**DATA FOR THE TASK**
[START]

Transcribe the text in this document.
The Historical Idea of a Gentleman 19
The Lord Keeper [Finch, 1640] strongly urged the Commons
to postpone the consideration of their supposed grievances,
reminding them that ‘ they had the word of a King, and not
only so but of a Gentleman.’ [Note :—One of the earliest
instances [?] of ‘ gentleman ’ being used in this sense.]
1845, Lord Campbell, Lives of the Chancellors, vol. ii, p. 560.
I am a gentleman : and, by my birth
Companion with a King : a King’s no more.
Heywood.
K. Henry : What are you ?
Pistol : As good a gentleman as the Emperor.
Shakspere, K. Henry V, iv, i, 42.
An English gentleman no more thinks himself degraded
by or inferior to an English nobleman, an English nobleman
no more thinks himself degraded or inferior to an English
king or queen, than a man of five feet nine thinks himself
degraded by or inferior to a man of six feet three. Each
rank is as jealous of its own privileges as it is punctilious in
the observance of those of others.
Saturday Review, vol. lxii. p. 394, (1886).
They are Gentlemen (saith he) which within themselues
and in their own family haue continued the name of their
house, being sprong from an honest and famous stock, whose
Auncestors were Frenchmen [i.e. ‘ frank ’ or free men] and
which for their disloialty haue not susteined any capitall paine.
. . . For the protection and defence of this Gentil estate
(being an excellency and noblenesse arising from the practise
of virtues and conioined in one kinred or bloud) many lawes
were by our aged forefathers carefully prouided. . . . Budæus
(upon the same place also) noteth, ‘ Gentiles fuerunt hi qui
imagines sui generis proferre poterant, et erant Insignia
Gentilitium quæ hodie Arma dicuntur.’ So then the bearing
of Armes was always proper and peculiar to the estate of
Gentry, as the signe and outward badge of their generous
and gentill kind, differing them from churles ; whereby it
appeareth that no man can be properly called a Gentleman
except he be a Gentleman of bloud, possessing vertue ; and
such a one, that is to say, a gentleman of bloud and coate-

[END]

Each line of the material above either contains the word "thinks" or does not; state how many do, and nothing else.

3